JOB:
Output the data word for word, dropping every image.

AVAILABLE DATA:
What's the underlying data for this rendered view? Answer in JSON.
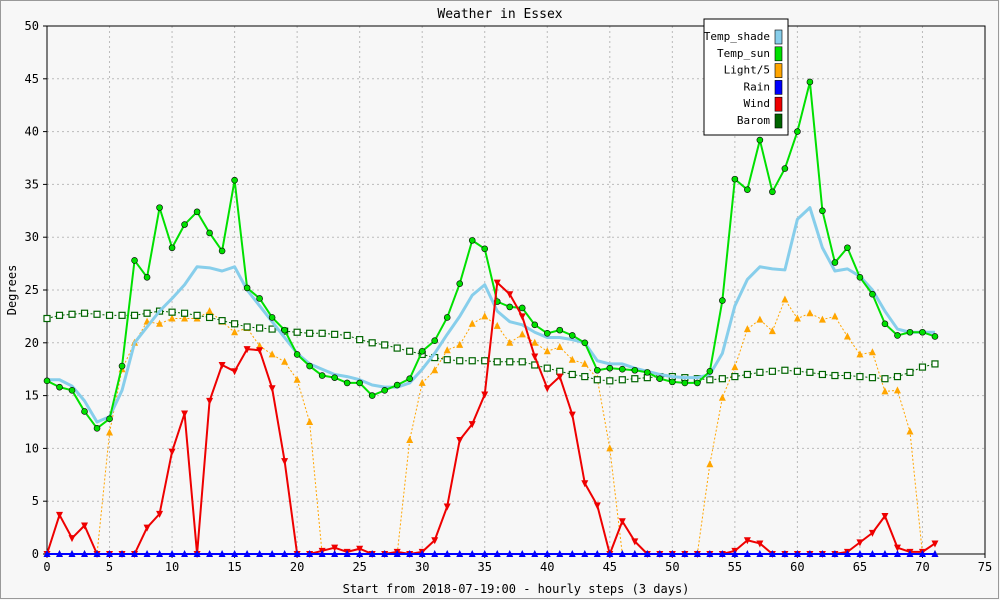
{
  "chart_data": {
    "type": "line",
    "title": "Weather in Essex",
    "xlabel": "Start from 2018-07-19:00 - hourly steps (3 days)",
    "ylabel": "Degrees",
    "xlim": [
      0,
      75
    ],
    "ylim": [
      0,
      50
    ],
    "x_ticks": [
      0,
      5,
      10,
      15,
      20,
      25,
      30,
      35,
      40,
      45,
      50,
      55,
      60,
      65,
      70,
      75
    ],
    "y_ticks": [
      0,
      5,
      10,
      15,
      20,
      25,
      30,
      35,
      40,
      45,
      50
    ],
    "grid": true,
    "legend_position": "top-right",
    "x": [
      0,
      1,
      2,
      3,
      4,
      5,
      6,
      7,
      8,
      9,
      10,
      11,
      12,
      13,
      14,
      15,
      16,
      17,
      18,
      19,
      20,
      21,
      22,
      23,
      24,
      25,
      26,
      27,
      28,
      29,
      30,
      31,
      32,
      33,
      34,
      35,
      36,
      37,
      38,
      39,
      40,
      41,
      42,
      43,
      44,
      45,
      46,
      47,
      48,
      49,
      50,
      51,
      52,
      53,
      54,
      55,
      56,
      57,
      58,
      59,
      60,
      61,
      62,
      63,
      64,
      65,
      66,
      67,
      68,
      69,
      70,
      71
    ],
    "series": [
      {
        "name": "Temp_shade",
        "color": "#87ceeb",
        "marker": "none",
        "values": [
          16.5,
          16.5,
          15.9,
          14.5,
          12.5,
          13.0,
          15.5,
          20.0,
          21.5,
          23.0,
          24.2,
          25.5,
          27.2,
          27.1,
          26.8,
          27.2,
          25.0,
          23.5,
          22.0,
          20.5,
          19.0,
          18.0,
          17.5,
          17.0,
          16.8,
          16.5,
          16.0,
          15.8,
          15.8,
          16.2,
          17.5,
          19.0,
          20.8,
          22.5,
          24.5,
          25.5,
          23.0,
          22.0,
          21.7,
          21.0,
          20.5,
          20.5,
          20.3,
          20.0,
          18.3,
          18.0,
          18.0,
          17.6,
          17.3,
          17.0,
          16.8,
          16.7,
          16.7,
          17.0,
          19.0,
          23.5,
          26.0,
          27.2,
          27.0,
          26.9,
          31.7,
          32.8,
          29.0,
          26.8,
          27.0,
          26.3,
          25.0,
          23.0,
          21.3,
          21.0,
          21.0,
          21.0
        ]
      },
      {
        "name": "Temp_sun",
        "color": "#00e000",
        "marker": "circle",
        "values": [
          16.4,
          15.8,
          15.5,
          13.5,
          11.9,
          12.8,
          17.8,
          27.8,
          26.2,
          32.8,
          29.0,
          31.2,
          32.4,
          30.4,
          28.7,
          35.4,
          25.2,
          24.2,
          22.4,
          21.2,
          18.9,
          17.8,
          16.9,
          16.7,
          16.2,
          16.2,
          15.0,
          15.5,
          16.0,
          16.6,
          19.2,
          20.2,
          22.4,
          25.6,
          29.7,
          28.9,
          23.9,
          23.4,
          23.3,
          21.7,
          20.9,
          21.2,
          20.7,
          20.0,
          17.4,
          17.6,
          17.5,
          17.4,
          17.2,
          16.6,
          16.3,
          16.2,
          16.2,
          17.3,
          24.0,
          35.5,
          34.5,
          39.2,
          34.3,
          36.5,
          40.0,
          44.7,
          32.5,
          27.6,
          29.0,
          26.2,
          24.6,
          21.8,
          20.7,
          21.0,
          21.0,
          20.6
        ]
      },
      {
        "name": "Light/5",
        "color": "#ffa500",
        "marker": "triangle-up",
        "values": [
          0,
          0,
          0,
          0,
          0,
          11.5,
          17.5,
          20.0,
          22.0,
          21.8,
          22.3,
          22.3,
          22.3,
          23.0,
          22.0,
          21.0,
          21.4,
          19.7,
          18.9,
          18.2,
          16.5,
          12.5,
          0,
          0,
          0,
          0,
          0,
          0,
          0,
          10.8,
          16.2,
          17.4,
          19.3,
          19.8,
          21.8,
          22.5,
          21.6,
          20.0,
          20.8,
          20.0,
          19.2,
          19.6,
          18.4,
          18.0,
          16.6,
          10.0,
          0,
          0,
          0,
          0,
          0,
          0,
          0,
          8.5,
          14.8,
          17.7,
          21.3,
          22.2,
          21.1,
          24.1,
          22.3,
          22.8,
          22.2,
          22.5,
          20.6,
          18.9,
          19.1,
          15.4,
          15.5,
          11.6,
          0,
          0
        ]
      },
      {
        "name": "Rain",
        "color": "#0000ff",
        "marker": "triangle-up",
        "values": [
          0,
          0,
          0,
          0,
          0,
          0,
          0,
          0,
          0,
          0,
          0,
          0,
          0,
          0,
          0,
          0,
          0,
          0,
          0,
          0,
          0,
          0,
          0,
          0,
          0,
          0,
          0,
          0,
          0,
          0,
          0,
          0,
          0,
          0,
          0,
          0,
          0,
          0,
          0,
          0,
          0,
          0,
          0,
          0,
          0,
          0,
          0,
          0,
          0,
          0,
          0,
          0,
          0,
          0,
          0,
          0,
          0,
          0,
          0,
          0,
          0,
          0,
          0,
          0,
          0,
          0,
          0,
          0,
          0,
          0,
          0,
          0
        ]
      },
      {
        "name": "Wind",
        "color": "#ee0000",
        "marker": "triangle-down",
        "values": [
          0,
          3.7,
          1.5,
          2.7,
          0,
          0,
          0,
          0,
          2.5,
          3.8,
          9.7,
          13.3,
          0,
          14.5,
          17.9,
          17.3,
          19.4,
          19.3,
          15.7,
          8.8,
          0,
          0,
          0.3,
          0.6,
          0.2,
          0.5,
          0,
          0,
          0.2,
          0,
          0.2,
          1.3,
          4.5,
          10.8,
          12.3,
          15.1,
          25.7,
          24.6,
          22.5,
          18.7,
          15.7,
          16.8,
          13.2,
          6.7,
          4.6,
          0,
          3.1,
          1.2,
          0,
          0,
          0,
          0,
          0,
          0,
          0,
          0.3,
          1.3,
          1.0,
          0,
          0,
          0,
          0,
          0,
          0,
          0.2,
          1.1,
          2.0,
          3.6,
          0.6,
          0.2,
          0.2,
          1.0
        ]
      },
      {
        "name": "Barom",
        "color": "#006400",
        "marker": "square",
        "values": [
          22.3,
          22.6,
          22.7,
          22.8,
          22.7,
          22.6,
          22.6,
          22.6,
          22.8,
          23.0,
          22.9,
          22.8,
          22.6,
          22.4,
          22.1,
          21.8,
          21.5,
          21.4,
          21.3,
          21.1,
          21.0,
          20.9,
          20.9,
          20.8,
          20.7,
          20.3,
          20.0,
          19.8,
          19.5,
          19.2,
          18.9,
          18.6,
          18.4,
          18.3,
          18.3,
          18.3,
          18.2,
          18.2,
          18.2,
          17.9,
          17.6,
          17.3,
          17.0,
          16.8,
          16.5,
          16.4,
          16.5,
          16.6,
          16.7,
          16.8,
          16.8,
          16.7,
          16.6,
          16.5,
          16.6,
          16.8,
          17.0,
          17.2,
          17.3,
          17.4,
          17.3,
          17.2,
          17.0,
          16.9,
          16.9,
          16.8,
          16.7,
          16.6,
          16.8,
          17.2,
          17.7,
          18.0
        ]
      }
    ]
  }
}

EXERCISE ANSWER:
What's the underlying data for this rendered view? Answer in JSON.
{
  "chart_data": {
    "type": "line",
    "title": "Weather in Essex",
    "xlabel": "Start from 2018-07-19:00 - hourly steps (3 days)",
    "ylabel": "Degrees",
    "xlim": [
      0,
      75
    ],
    "ylim": [
      0,
      50
    ],
    "x_ticks": [
      0,
      5,
      10,
      15,
      20,
      25,
      30,
      35,
      40,
      45,
      50,
      55,
      60,
      65,
      70,
      75
    ],
    "y_ticks": [
      0,
      5,
      10,
      15,
      20,
      25,
      30,
      35,
      40,
      45,
      50
    ],
    "grid": true,
    "legend_position": "top-right",
    "x": [
      0,
      1,
      2,
      3,
      4,
      5,
      6,
      7,
      8,
      9,
      10,
      11,
      12,
      13,
      14,
      15,
      16,
      17,
      18,
      19,
      20,
      21,
      22,
      23,
      24,
      25,
      26,
      27,
      28,
      29,
      30,
      31,
      32,
      33,
      34,
      35,
      36,
      37,
      38,
      39,
      40,
      41,
      42,
      43,
      44,
      45,
      46,
      47,
      48,
      49,
      50,
      51,
      52,
      53,
      54,
      55,
      56,
      57,
      58,
      59,
      60,
      61,
      62,
      63,
      64,
      65,
      66,
      67,
      68,
      69,
      70,
      71
    ],
    "series": [
      {
        "name": "Temp_shade",
        "color": "#87ceeb",
        "marker": "none",
        "values": [
          16.5,
          16.5,
          15.9,
          14.5,
          12.5,
          13.0,
          15.5,
          20.0,
          21.5,
          23.0,
          24.2,
          25.5,
          27.2,
          27.1,
          26.8,
          27.2,
          25.0,
          23.5,
          22.0,
          20.5,
          19.0,
          18.0,
          17.5,
          17.0,
          16.8,
          16.5,
          16.0,
          15.8,
          15.8,
          16.2,
          17.5,
          19.0,
          20.8,
          22.5,
          24.5,
          25.5,
          23.0,
          22.0,
          21.7,
          21.0,
          20.5,
          20.5,
          20.3,
          20.0,
          18.3,
          18.0,
          18.0,
          17.6,
          17.3,
          17.0,
          16.8,
          16.7,
          16.7,
          17.0,
          19.0,
          23.5,
          26.0,
          27.2,
          27.0,
          26.9,
          31.7,
          32.8,
          29.0,
          26.8,
          27.0,
          26.3,
          25.0,
          23.0,
          21.3,
          21.0,
          21.0,
          21.0
        ]
      },
      {
        "name": "Temp_sun",
        "color": "#00e000",
        "marker": "circle",
        "values": [
          16.4,
          15.8,
          15.5,
          13.5,
          11.9,
          12.8,
          17.8,
          27.8,
          26.2,
          32.8,
          29.0,
          31.2,
          32.4,
          30.4,
          28.7,
          35.4,
          25.2,
          24.2,
          22.4,
          21.2,
          18.9,
          17.8,
          16.9,
          16.7,
          16.2,
          16.2,
          15.0,
          15.5,
          16.0,
          16.6,
          19.2,
          20.2,
          22.4,
          25.6,
          29.7,
          28.9,
          23.9,
          23.4,
          23.3,
          21.7,
          20.9,
          21.2,
          20.7,
          20.0,
          17.4,
          17.6,
          17.5,
          17.4,
          17.2,
          16.6,
          16.3,
          16.2,
          16.2,
          17.3,
          24.0,
          35.5,
          34.5,
          39.2,
          34.3,
          36.5,
          40.0,
          44.7,
          32.5,
          27.6,
          29.0,
          26.2,
          24.6,
          21.8,
          20.7,
          21.0,
          21.0,
          20.6
        ]
      },
      {
        "name": "Light/5",
        "color": "#ffa500",
        "marker": "triangle-up",
        "values": [
          0,
          0,
          0,
          0,
          0,
          11.5,
          17.5,
          20.0,
          22.0,
          21.8,
          22.3,
          22.3,
          22.3,
          23.0,
          22.0,
          21.0,
          21.4,
          19.7,
          18.9,
          18.2,
          16.5,
          12.5,
          0,
          0,
          0,
          0,
          0,
          0,
          0,
          10.8,
          16.2,
          17.4,
          19.3,
          19.8,
          21.8,
          22.5,
          21.6,
          20.0,
          20.8,
          20.0,
          19.2,
          19.6,
          18.4,
          18.0,
          16.6,
          10.0,
          0,
          0,
          0,
          0,
          0,
          0,
          0,
          8.5,
          14.8,
          17.7,
          21.3,
          22.2,
          21.1,
          24.1,
          22.3,
          22.8,
          22.2,
          22.5,
          20.6,
          18.9,
          19.1,
          15.4,
          15.5,
          11.6,
          0,
          0
        ]
      },
      {
        "name": "Rain",
        "color": "#0000ff",
        "marker": "triangle-up",
        "values": [
          0,
          0,
          0,
          0,
          0,
          0,
          0,
          0,
          0,
          0,
          0,
          0,
          0,
          0,
          0,
          0,
          0,
          0,
          0,
          0,
          0,
          0,
          0,
          0,
          0,
          0,
          0,
          0,
          0,
          0,
          0,
          0,
          0,
          0,
          0,
          0,
          0,
          0,
          0,
          0,
          0,
          0,
          0,
          0,
          0,
          0,
          0,
          0,
          0,
          0,
          0,
          0,
          0,
          0,
          0,
          0,
          0,
          0,
          0,
          0,
          0,
          0,
          0,
          0,
          0,
          0,
          0,
          0,
          0,
          0,
          0,
          0
        ]
      },
      {
        "name": "Wind",
        "color": "#ee0000",
        "marker": "triangle-down",
        "values": [
          0,
          3.7,
          1.5,
          2.7,
          0,
          0,
          0,
          0,
          2.5,
          3.8,
          9.7,
          13.3,
          0,
          14.5,
          17.9,
          17.3,
          19.4,
          19.3,
          15.7,
          8.8,
          0,
          0,
          0.3,
          0.6,
          0.2,
          0.5,
          0,
          0,
          0.2,
          0,
          0.2,
          1.3,
          4.5,
          10.8,
          12.3,
          15.1,
          25.7,
          24.6,
          22.5,
          18.7,
          15.7,
          16.8,
          13.2,
          6.7,
          4.6,
          0,
          3.1,
          1.2,
          0,
          0,
          0,
          0,
          0,
          0,
          0,
          0.3,
          1.3,
          1.0,
          0,
          0,
          0,
          0,
          0,
          0,
          0.2,
          1.1,
          2.0,
          3.6,
          0.6,
          0.2,
          0.2,
          1.0
        ]
      },
      {
        "name": "Barom",
        "color": "#006400",
        "marker": "square",
        "values": [
          22.3,
          22.6,
          22.7,
          22.8,
          22.7,
          22.6,
          22.6,
          22.6,
          22.8,
          23.0,
          22.9,
          22.8,
          22.6,
          22.4,
          22.1,
          21.8,
          21.5,
          21.4,
          21.3,
          21.1,
          21.0,
          20.9,
          20.9,
          20.8,
          20.7,
          20.3,
          20.0,
          19.8,
          19.5,
          19.2,
          18.9,
          18.6,
          18.4,
          18.3,
          18.3,
          18.3,
          18.2,
          18.2,
          18.2,
          17.9,
          17.6,
          17.3,
          17.0,
          16.8,
          16.5,
          16.4,
          16.5,
          16.6,
          16.7,
          16.8,
          16.8,
          16.7,
          16.6,
          16.5,
          16.6,
          16.8,
          17.0,
          17.2,
          17.3,
          17.4,
          17.3,
          17.2,
          17.0,
          16.9,
          16.9,
          16.8,
          16.7,
          16.6,
          16.8,
          17.2,
          17.7,
          18.0
        ]
      }
    ]
  }
}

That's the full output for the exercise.